Go through the material below and report how many lines contain "grille". Give only the number.
-- begin RECORDS SUPPLIED --
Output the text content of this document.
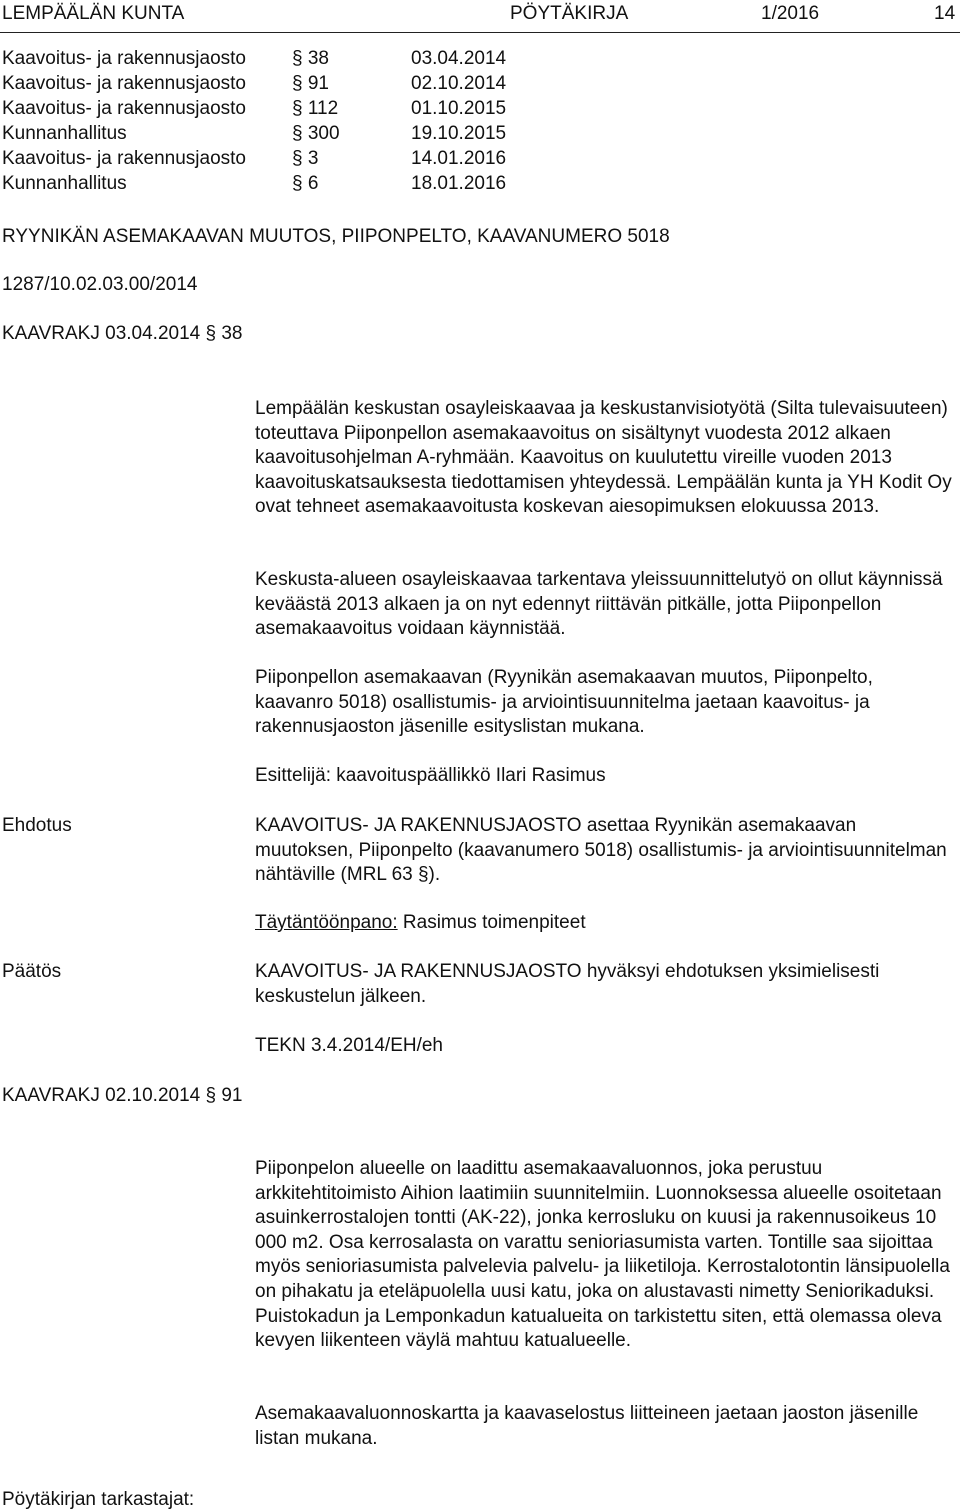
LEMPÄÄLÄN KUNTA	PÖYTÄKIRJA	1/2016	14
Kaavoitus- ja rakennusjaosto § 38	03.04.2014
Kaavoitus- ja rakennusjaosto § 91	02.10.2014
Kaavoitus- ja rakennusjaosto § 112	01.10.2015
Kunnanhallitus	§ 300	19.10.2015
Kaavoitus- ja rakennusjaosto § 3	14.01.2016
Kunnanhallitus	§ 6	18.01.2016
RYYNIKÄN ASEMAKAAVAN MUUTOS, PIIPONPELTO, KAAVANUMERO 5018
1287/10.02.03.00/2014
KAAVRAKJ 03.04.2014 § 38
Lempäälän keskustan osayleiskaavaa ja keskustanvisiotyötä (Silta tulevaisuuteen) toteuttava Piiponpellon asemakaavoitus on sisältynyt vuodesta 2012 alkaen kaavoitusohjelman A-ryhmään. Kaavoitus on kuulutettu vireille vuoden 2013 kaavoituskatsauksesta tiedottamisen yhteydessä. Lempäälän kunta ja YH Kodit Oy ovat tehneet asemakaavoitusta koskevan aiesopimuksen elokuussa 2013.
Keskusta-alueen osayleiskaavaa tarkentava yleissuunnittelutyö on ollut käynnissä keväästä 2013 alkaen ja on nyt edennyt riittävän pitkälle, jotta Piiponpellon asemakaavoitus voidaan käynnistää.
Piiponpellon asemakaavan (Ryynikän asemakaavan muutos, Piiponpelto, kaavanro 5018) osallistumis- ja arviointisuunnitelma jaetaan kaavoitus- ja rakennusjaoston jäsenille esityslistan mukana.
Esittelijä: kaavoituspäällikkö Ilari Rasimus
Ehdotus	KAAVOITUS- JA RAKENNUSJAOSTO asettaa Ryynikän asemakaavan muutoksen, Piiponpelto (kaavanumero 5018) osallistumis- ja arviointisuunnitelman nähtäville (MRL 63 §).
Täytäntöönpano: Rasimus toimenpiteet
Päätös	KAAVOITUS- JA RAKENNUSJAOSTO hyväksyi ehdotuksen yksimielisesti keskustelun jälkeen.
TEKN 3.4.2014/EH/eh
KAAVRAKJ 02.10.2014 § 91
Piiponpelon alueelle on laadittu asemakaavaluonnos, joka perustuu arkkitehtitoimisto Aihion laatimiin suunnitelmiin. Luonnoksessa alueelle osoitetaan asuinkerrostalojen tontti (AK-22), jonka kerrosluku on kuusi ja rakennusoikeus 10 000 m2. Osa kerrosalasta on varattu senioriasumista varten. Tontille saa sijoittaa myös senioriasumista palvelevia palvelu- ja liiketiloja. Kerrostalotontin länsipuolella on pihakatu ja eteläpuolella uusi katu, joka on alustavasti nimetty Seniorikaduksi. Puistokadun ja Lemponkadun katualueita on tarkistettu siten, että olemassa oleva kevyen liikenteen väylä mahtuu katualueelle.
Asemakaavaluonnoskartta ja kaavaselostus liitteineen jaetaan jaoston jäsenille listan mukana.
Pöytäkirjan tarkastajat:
-- end RECORDS SUPPLIED --
-- begin RECORDS SUPPLIED --
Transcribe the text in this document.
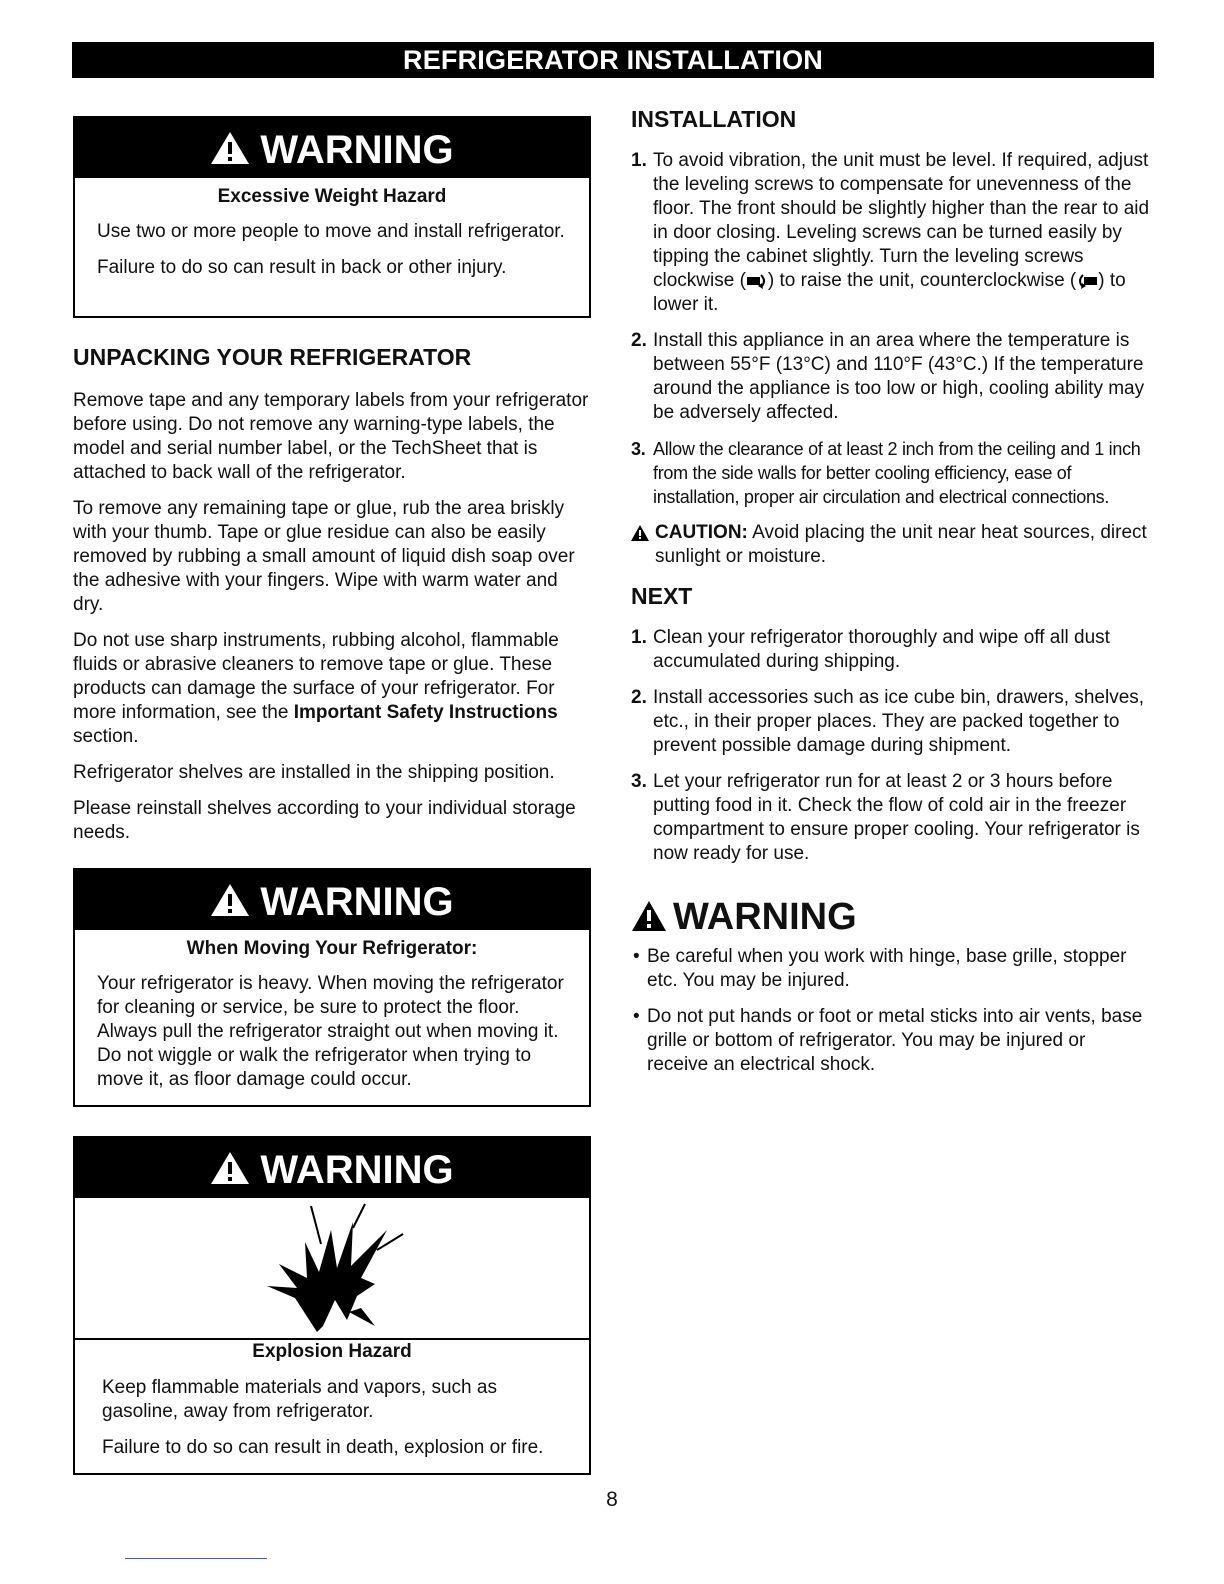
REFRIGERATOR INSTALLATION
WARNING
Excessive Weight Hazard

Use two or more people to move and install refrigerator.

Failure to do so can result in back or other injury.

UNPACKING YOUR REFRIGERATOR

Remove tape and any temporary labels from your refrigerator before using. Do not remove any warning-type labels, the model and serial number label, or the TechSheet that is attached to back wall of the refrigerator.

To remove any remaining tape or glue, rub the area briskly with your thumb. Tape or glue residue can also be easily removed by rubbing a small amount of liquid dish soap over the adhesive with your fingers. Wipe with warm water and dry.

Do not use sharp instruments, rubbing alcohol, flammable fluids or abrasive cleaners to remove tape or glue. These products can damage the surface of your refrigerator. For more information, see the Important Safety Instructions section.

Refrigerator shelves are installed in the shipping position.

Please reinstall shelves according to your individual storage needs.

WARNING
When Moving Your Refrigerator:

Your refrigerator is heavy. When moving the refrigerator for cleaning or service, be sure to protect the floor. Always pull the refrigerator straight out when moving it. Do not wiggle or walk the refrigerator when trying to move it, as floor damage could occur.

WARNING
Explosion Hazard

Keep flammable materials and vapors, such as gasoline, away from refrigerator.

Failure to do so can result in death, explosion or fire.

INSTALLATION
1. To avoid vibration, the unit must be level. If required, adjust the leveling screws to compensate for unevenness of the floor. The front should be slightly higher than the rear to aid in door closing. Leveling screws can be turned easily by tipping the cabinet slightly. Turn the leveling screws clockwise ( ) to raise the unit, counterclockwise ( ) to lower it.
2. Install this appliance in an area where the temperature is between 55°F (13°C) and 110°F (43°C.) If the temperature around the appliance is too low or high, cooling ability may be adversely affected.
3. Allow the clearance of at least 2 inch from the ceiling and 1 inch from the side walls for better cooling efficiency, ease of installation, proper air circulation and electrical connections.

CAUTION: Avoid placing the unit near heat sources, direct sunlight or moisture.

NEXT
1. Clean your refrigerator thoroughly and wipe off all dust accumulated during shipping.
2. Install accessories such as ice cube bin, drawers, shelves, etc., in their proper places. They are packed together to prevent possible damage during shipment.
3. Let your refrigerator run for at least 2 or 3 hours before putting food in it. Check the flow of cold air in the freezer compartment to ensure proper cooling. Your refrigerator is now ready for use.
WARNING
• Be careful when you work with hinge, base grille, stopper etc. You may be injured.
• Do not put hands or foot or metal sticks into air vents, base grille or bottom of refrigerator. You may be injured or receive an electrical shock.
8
-- end RECORDS SUPPLIED --
▶ [WORKED SOLUTION] 2